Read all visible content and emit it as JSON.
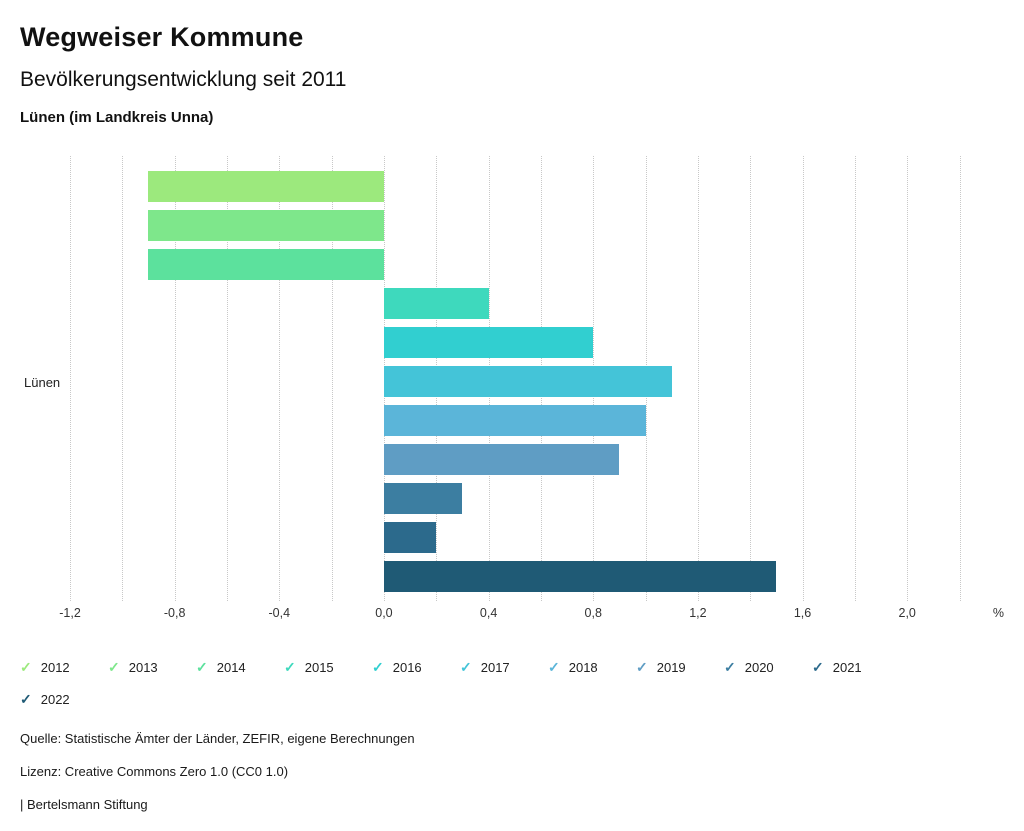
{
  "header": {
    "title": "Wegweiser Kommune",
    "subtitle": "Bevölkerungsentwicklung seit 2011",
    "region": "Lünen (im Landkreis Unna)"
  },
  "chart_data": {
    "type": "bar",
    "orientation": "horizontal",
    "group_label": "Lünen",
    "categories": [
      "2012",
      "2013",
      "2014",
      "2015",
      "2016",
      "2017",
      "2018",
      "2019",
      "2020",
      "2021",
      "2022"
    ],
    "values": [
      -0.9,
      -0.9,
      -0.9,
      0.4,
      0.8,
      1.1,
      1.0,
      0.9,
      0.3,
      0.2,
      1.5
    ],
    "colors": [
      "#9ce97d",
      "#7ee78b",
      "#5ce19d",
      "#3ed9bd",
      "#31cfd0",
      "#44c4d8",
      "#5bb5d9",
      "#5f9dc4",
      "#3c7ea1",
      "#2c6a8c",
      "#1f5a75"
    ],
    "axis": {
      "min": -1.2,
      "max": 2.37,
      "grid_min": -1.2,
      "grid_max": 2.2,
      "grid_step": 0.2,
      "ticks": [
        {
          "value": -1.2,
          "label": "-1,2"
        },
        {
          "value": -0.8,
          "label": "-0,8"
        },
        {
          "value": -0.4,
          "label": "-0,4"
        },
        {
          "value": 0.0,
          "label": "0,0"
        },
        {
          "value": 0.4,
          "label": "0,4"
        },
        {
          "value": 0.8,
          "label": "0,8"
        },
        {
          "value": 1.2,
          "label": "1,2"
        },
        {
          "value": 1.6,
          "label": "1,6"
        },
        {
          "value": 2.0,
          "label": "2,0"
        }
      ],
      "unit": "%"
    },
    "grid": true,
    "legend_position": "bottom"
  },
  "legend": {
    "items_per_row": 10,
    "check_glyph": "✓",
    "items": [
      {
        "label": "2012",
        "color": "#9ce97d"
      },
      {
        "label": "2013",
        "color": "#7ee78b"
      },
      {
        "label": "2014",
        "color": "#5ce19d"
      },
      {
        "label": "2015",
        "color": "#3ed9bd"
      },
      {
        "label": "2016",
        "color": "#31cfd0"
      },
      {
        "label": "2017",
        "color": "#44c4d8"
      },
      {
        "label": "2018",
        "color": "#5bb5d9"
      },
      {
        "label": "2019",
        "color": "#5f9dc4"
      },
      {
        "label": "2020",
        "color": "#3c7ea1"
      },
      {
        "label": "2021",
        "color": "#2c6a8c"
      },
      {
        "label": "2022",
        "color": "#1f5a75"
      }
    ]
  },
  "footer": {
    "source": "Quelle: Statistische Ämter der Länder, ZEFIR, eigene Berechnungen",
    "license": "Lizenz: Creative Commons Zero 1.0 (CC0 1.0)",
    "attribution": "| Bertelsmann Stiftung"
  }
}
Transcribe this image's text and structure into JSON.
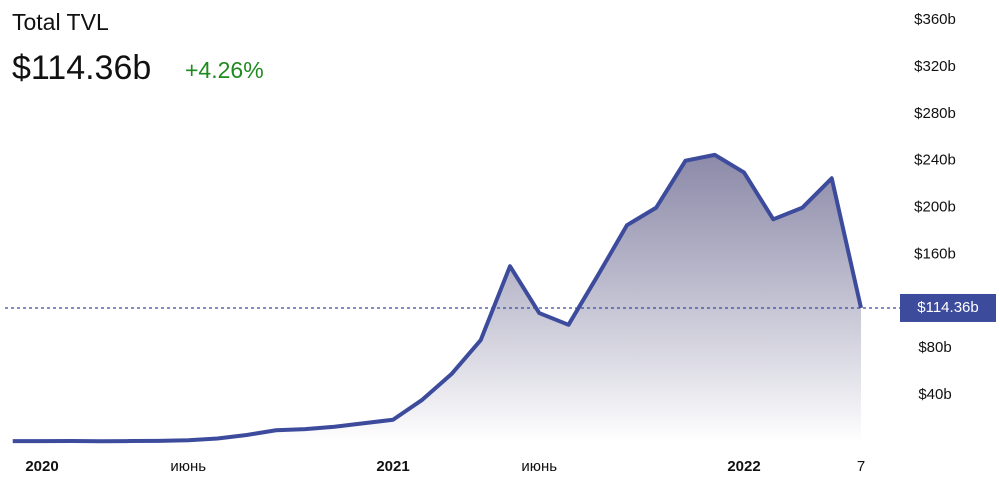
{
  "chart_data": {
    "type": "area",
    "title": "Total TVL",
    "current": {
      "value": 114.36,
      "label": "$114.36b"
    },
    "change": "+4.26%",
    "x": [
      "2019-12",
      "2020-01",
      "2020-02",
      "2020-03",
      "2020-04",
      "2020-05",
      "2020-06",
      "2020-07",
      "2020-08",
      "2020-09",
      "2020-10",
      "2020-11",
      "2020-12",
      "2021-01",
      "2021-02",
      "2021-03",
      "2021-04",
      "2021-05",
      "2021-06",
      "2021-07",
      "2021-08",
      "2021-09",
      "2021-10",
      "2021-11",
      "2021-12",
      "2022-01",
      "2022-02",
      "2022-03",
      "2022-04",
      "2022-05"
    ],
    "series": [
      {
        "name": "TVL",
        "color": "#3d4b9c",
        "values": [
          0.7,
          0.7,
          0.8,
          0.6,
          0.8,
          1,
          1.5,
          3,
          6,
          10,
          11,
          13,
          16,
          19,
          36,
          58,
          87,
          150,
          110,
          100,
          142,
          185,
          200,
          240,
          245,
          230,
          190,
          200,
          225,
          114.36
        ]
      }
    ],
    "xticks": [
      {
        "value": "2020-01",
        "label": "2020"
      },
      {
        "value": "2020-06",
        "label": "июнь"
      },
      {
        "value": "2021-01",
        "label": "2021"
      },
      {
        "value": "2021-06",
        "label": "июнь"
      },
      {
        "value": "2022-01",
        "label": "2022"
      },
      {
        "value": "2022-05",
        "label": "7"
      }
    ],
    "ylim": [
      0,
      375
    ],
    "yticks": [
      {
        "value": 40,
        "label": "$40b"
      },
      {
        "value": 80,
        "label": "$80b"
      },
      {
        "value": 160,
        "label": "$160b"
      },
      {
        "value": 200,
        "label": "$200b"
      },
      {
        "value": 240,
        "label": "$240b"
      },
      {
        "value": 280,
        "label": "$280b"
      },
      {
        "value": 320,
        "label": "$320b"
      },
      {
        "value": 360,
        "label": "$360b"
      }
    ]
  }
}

========================================

- What you are asked to do -
Copy the records word for word, leaving no picture in the copy.

- Expected answer -
Read all visible content and emit it as JSON.
{
  "header": {
    "title": "Wegweiser Kommune",
    "subtitle": "Bevölkerungsentwicklung seit 2011",
    "region": "Lünen (im Landkreis Unna)"
  },
  "chart_data": {
    "type": "bar",
    "orientation": "horizontal",
    "group_label": "Lünen",
    "categories": [
      "2012",
      "2013",
      "2014",
      "2015",
      "2016",
      "2017",
      "2018",
      "2019",
      "2020",
      "2021",
      "2022"
    ],
    "values": [
      -0.9,
      -0.9,
      -0.9,
      0.4,
      0.8,
      1.1,
      1.0,
      0.9,
      0.3,
      0.2,
      1.5
    ],
    "colors": [
      "#9ce97d",
      "#7ee78b",
      "#5ce19d",
      "#3ed9bd",
      "#31cfd0",
      "#44c4d8",
      "#5bb5d9",
      "#5f9dc4",
      "#3c7ea1",
      "#2c6a8c",
      "#1f5a75"
    ],
    "axis": {
      "min": -1.2,
      "max": 2.37,
      "grid_min": -1.2,
      "grid_max": 2.2,
      "grid_step": 0.2,
      "ticks": [
        {
          "value": -1.2,
          "label": "-1,2"
        },
        {
          "value": -0.8,
          "label": "-0,8"
        },
        {
          "value": -0.4,
          "label": "-0,4"
        },
        {
          "value": 0.0,
          "label": "0,0"
        },
        {
          "value": 0.4,
          "label": "0,4"
        },
        {
          "value": 0.8,
          "label": "0,8"
        },
        {
          "value": 1.2,
          "label": "1,2"
        },
        {
          "value": 1.6,
          "label": "1,6"
        },
        {
          "value": 2.0,
          "label": "2,0"
        }
      ],
      "unit": "%"
    },
    "grid": true,
    "legend_position": "bottom"
  },
  "legend": {
    "items_per_row": 10,
    "check_glyph": "✓",
    "items": [
      {
        "label": "2012",
        "color": "#9ce97d"
      },
      {
        "label": "2013",
        "color": "#7ee78b"
      },
      {
        "label": "2014",
        "color": "#5ce19d"
      },
      {
        "label": "2015",
        "color": "#3ed9bd"
      },
      {
        "label": "2016",
        "color": "#31cfd0"
      },
      {
        "label": "2017",
        "color": "#44c4d8"
      },
      {
        "label": "2018",
        "color": "#5bb5d9"
      },
      {
        "label": "2019",
        "color": "#5f9dc4"
      },
      {
        "label": "2020",
        "color": "#3c7ea1"
      },
      {
        "label": "2021",
        "color": "#2c6a8c"
      },
      {
        "label": "2022",
        "color": "#1f5a75"
      }
    ]
  },
  "footer": {
    "source": "Quelle: Statistische Ämter der Länder, ZEFIR, eigene Berechnungen",
    "license": "Lizenz: Creative Commons Zero 1.0 (CC0 1.0)",
    "attribution": "| Bertelsmann Stiftung"
  }
}
Transcribe this image's text and structure into JSON.
{
  "chart_data": {
    "type": "area",
    "title": "Total TVL",
    "current": {
      "value": 114.36,
      "label": "$114.36b"
    },
    "change": "+4.26%",
    "x": [
      "2019-12",
      "2020-01",
      "2020-02",
      "2020-03",
      "2020-04",
      "2020-05",
      "2020-06",
      "2020-07",
      "2020-08",
      "2020-09",
      "2020-10",
      "2020-11",
      "2020-12",
      "2021-01",
      "2021-02",
      "2021-03",
      "2021-04",
      "2021-05",
      "2021-06",
      "2021-07",
      "2021-08",
      "2021-09",
      "2021-10",
      "2021-11",
      "2021-12",
      "2022-01",
      "2022-02",
      "2022-03",
      "2022-04",
      "2022-05"
    ],
    "series": [
      {
        "name": "TVL",
        "color": "#3d4b9c",
        "values": [
          0.7,
          0.7,
          0.8,
          0.6,
          0.8,
          1,
          1.5,
          3,
          6,
          10,
          11,
          13,
          16,
          19,
          36,
          58,
          87,
          150,
          110,
          100,
          142,
          185,
          200,
          240,
          245,
          230,
          190,
          200,
          225,
          114.36
        ]
      }
    ],
    "xticks": [
      {
        "value": "2020-01",
        "label": "2020"
      },
      {
        "value": "2020-06",
        "label": "июнь"
      },
      {
        "value": "2021-01",
        "label": "2021"
      },
      {
        "value": "2021-06",
        "label": "июнь"
      },
      {
        "value": "2022-01",
        "label": "2022"
      },
      {
        "value": "2022-05",
        "label": "7"
      }
    ],
    "ylim": [
      0,
      375
    ],
    "yticks": [
      {
        "value": 40,
        "label": "$40b"
      },
      {
        "value": 80,
        "label": "$80b"
      },
      {
        "value": 160,
        "label": "$160b"
      },
      {
        "value": 200,
        "label": "$200b"
      },
      {
        "value": 240,
        "label": "$240b"
      },
      {
        "value": 280,
        "label": "$280b"
      },
      {
        "value": 320,
        "label": "$320b"
      },
      {
        "value": 360,
        "label": "$360b"
      }
    ]
  }
}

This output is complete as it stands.